**EXCERPTED RECORDS**
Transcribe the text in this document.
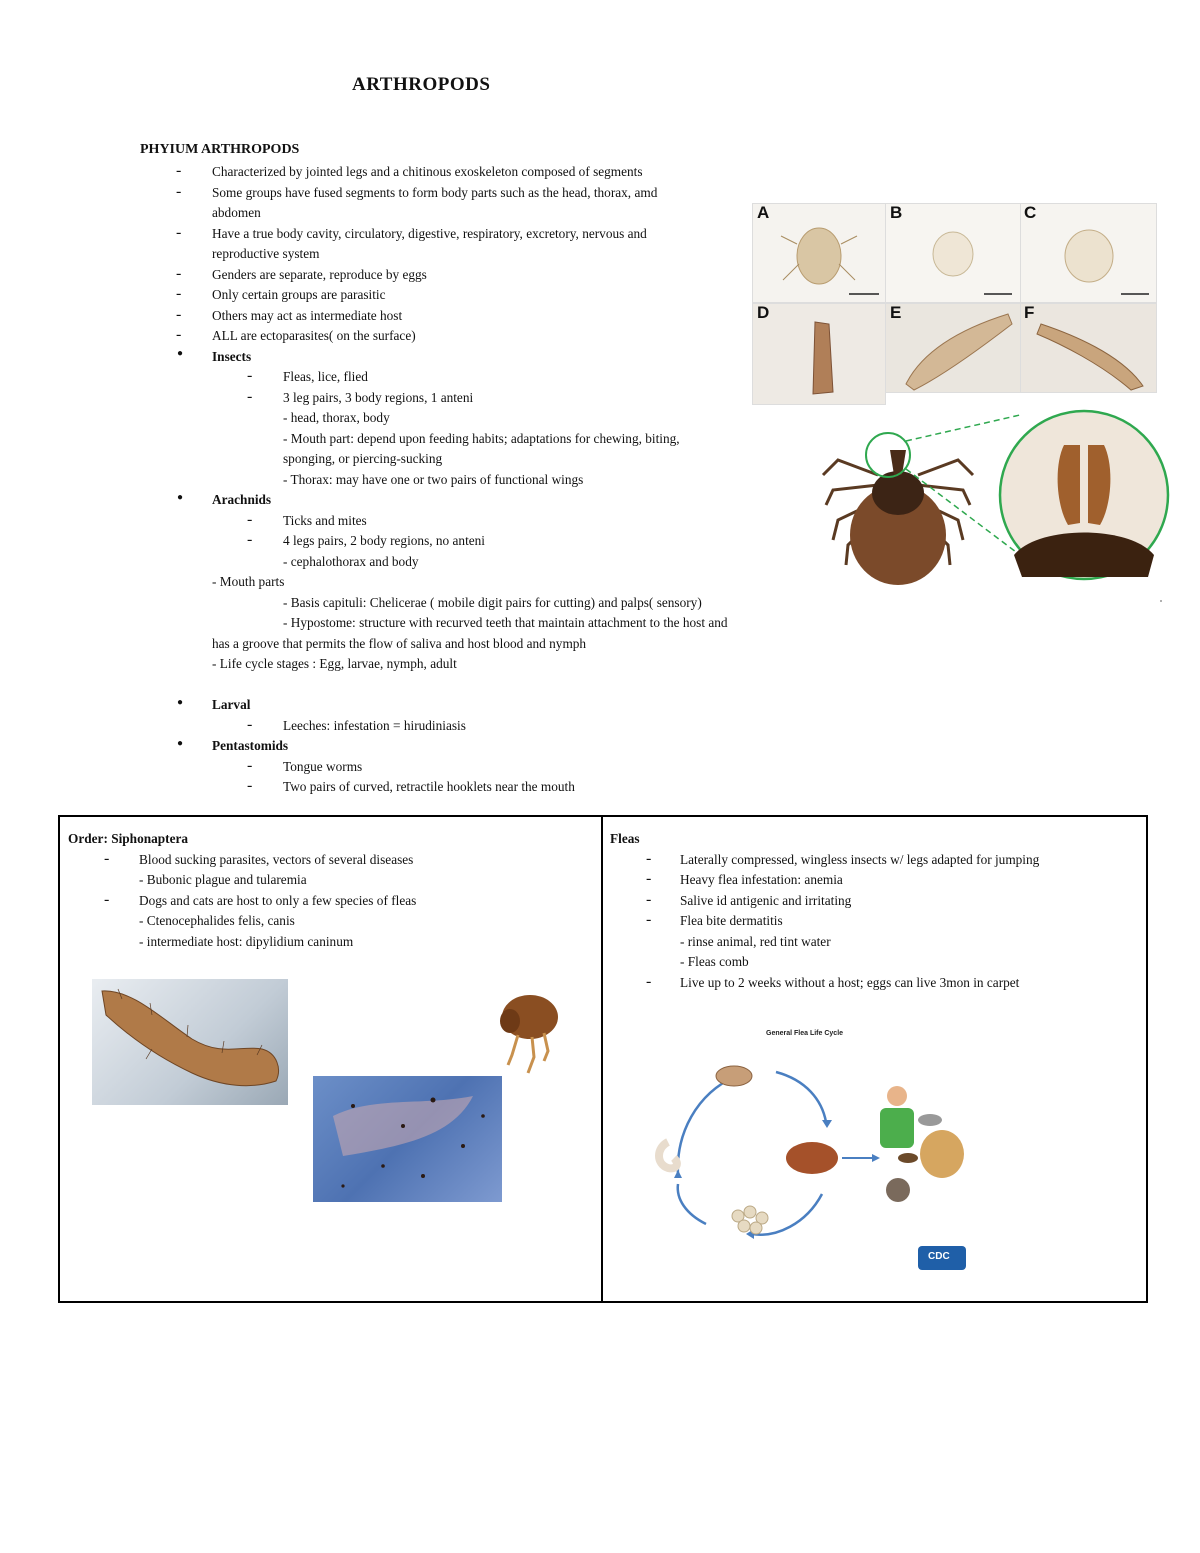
ARTHROPODS
PHYIUM ARTHROPODS
- Characterized by jointed legs and a chitinous exoskeleton composed of segments
- Some groups have fused segments to form body parts such as the head, thorax, amd
abdomen
- Have a true body cavity, circulatory, digestive, respiratory, excretory, nervous and
reproductive system
- Genders are separate, reproduce by eggs
- Only certain groups are parasitic
- Others may act as intermediate host
- ALL are ectoparasites( on the surface)
● Insects
- Fleas, lice, flied
- 3 leg pairs, 3 body regions, 1 anteni
- head, thorax, body
- Mouth part: depend upon feeding habits; adaptations for chewing, biting,
sponging, or piercing-sucking
- Thorax: may have one or two pairs of functional wings
● Arachnids
- Ticks and mites
- 4 legs pairs, 2 body regions, no anteni
- cephalothorax and body
- Mouth parts
- Basis capituli: Chelicerae ( mobile digit pairs for cutting) and palps( sensory)
- Hypostome: structure with recurved teeth that maintain attachment to the host and
has a groove that permits the flow of saliva and host blood and nymph
- Life cycle stages : Egg, larvae, nymph, adult
● Larval
- Leeches: infestation = hirudiniasis
● Pentastomids
- Tongue worms
- Two pairs of curved, retractile hooklets near the mouth
A	B	C
D	E	F
Order: Siphonaptera
- Blood sucking parasites, vectors of several diseases
- Bubonic plague and tularemia
- Dogs and cats are host to only a few species of fleas
- Ctenocephalides felis, canis
- intermediate host: dipylidium caninum
Fleas
- Laterally compressed, wingless insects w/ legs adapted for jumping
- Heavy flea infestation: anemia
- Salive id antigenic and irritating
- Flea bite dermatitis
- rinse animal, red tint water
- Fleas comb
- Live up to 2 weeks without a host; eggs can live 3mon in carpet
General Flea Life Cycle
CDC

**PROMPT**
Copy out all lines where the word "pairs" appears.

**EXERCISE OUTPUT**
- 3 leg pairs, 3 body regions, 1 anteni
- Thorax: may have one or two pairs of functional wings
- 4 legs pairs, 2 body regions, no anteni
- Basis capituli: Chelicerae ( mobile digit pairs for cutting) and palps( sensory)
- Two pairs of curved, retractile hooklets near the mouth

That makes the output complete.